• TASK PROMPT
Please copy out everything from the start of the lines below down through the line that contains "- attribute-row[interactable]: Broker Id", keeping both ends.

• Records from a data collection

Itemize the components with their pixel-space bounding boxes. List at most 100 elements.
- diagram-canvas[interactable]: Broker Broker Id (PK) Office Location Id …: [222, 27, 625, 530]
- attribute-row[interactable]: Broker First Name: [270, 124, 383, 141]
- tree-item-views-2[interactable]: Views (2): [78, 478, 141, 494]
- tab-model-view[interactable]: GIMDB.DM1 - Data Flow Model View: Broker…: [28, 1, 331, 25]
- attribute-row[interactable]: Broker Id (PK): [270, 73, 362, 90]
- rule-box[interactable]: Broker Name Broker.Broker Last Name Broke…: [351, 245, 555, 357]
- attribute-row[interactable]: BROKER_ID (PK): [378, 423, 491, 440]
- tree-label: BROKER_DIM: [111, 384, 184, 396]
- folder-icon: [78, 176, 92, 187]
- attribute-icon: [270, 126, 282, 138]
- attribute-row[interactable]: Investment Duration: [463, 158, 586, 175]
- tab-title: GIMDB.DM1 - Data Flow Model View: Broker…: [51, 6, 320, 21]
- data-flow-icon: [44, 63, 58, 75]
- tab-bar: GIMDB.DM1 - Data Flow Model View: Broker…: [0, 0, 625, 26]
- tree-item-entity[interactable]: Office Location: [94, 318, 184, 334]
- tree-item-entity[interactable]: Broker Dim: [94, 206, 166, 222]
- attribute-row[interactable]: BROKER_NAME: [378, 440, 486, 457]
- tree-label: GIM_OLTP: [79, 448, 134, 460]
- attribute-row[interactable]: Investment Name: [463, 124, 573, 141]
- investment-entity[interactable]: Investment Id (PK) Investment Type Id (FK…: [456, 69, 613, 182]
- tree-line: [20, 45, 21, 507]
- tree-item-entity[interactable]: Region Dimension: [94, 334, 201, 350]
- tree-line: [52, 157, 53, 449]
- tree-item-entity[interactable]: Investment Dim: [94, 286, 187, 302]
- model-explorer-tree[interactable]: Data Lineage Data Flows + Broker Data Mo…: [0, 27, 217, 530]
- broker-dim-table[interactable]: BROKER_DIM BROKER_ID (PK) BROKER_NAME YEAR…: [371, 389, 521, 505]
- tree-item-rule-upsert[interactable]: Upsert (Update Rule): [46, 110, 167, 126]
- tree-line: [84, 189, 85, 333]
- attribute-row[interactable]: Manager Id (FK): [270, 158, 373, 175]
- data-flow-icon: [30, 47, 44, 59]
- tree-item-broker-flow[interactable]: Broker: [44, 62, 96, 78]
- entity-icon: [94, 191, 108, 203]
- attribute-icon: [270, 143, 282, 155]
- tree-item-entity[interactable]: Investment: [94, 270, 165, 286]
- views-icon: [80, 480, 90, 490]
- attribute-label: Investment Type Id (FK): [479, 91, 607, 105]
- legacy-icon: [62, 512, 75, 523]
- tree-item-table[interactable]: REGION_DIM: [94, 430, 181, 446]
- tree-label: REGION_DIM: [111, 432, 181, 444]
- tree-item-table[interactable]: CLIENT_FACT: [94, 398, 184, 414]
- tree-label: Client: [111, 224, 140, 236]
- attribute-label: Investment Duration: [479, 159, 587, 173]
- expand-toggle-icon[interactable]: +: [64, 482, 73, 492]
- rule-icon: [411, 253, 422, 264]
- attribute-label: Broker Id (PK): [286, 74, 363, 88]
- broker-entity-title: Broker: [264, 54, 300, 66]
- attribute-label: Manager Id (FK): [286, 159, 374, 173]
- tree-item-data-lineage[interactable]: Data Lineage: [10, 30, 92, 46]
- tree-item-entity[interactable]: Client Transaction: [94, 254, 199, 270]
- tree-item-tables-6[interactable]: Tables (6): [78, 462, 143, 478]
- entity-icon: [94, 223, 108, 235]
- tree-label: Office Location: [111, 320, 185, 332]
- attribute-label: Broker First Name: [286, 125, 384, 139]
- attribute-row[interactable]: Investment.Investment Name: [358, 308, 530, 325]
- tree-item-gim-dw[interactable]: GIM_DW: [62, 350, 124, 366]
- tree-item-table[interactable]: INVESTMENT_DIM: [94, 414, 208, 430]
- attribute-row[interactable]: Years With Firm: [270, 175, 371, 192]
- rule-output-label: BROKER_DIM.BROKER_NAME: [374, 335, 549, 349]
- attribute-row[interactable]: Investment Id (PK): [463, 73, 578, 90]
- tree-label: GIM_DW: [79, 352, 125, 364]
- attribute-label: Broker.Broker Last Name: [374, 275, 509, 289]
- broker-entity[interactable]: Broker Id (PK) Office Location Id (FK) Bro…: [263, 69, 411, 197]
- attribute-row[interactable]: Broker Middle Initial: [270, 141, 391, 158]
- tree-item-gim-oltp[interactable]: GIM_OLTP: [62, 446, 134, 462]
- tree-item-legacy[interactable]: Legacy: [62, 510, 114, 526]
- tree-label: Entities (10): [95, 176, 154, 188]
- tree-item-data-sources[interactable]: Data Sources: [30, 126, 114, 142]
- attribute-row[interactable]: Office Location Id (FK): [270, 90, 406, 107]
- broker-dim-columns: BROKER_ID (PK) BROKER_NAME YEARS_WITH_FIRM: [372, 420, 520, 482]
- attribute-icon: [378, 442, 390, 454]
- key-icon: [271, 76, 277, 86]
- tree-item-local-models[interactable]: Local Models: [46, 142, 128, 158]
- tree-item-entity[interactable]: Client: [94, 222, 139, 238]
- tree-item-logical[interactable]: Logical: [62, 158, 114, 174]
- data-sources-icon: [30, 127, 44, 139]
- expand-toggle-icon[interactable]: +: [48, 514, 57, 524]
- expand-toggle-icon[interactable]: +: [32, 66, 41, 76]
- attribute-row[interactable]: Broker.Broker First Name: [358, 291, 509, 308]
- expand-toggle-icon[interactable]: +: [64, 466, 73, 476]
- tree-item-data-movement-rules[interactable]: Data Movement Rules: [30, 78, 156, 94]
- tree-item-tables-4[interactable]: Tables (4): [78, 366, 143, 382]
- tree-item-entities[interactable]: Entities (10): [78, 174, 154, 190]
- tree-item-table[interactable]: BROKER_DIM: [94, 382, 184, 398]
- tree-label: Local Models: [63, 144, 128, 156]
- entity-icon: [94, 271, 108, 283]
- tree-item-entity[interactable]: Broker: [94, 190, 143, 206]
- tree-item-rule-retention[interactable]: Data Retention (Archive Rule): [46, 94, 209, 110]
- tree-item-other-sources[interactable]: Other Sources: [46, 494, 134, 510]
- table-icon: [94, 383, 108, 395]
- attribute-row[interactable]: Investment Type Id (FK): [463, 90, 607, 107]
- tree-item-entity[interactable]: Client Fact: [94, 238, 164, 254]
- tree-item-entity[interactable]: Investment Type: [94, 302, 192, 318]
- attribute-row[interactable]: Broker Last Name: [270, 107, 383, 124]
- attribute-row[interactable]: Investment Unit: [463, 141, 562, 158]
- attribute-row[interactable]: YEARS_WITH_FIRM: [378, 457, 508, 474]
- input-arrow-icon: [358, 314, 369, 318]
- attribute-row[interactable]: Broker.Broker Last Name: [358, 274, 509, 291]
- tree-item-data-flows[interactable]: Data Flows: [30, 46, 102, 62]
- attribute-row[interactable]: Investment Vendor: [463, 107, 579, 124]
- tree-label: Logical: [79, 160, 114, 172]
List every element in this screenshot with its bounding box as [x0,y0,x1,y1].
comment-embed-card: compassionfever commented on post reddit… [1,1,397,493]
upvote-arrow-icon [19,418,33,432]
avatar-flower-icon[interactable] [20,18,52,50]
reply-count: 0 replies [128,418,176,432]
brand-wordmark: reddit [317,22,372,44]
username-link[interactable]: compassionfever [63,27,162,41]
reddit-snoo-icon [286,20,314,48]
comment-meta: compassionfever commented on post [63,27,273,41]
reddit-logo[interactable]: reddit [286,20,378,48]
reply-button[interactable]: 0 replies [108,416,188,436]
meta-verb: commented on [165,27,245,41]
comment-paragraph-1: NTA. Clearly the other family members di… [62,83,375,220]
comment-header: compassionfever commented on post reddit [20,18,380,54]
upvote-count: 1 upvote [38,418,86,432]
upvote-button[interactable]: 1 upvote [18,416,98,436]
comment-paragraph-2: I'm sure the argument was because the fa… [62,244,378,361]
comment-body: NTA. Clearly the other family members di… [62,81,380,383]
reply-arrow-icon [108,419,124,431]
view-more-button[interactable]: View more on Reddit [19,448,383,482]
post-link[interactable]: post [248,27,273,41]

• WRITTEN RESPONSE
Itemize the components with their pixel-space bounding boxes. List at most 100 elements.
- diagram-canvas[interactable]: Broker Broker Id (PK) Office Location Id …: [222, 27, 625, 530]
- attribute-row[interactable]: Broker First Name: [270, 124, 383, 141]
- tree-item-views-2[interactable]: Views (2): [78, 478, 141, 494]
- tab-model-view[interactable]: GIMDB.DM1 - Data Flow Model View: Broker…: [28, 1, 331, 25]
- attribute-row[interactable]: Broker Id (PK): [270, 73, 362, 90]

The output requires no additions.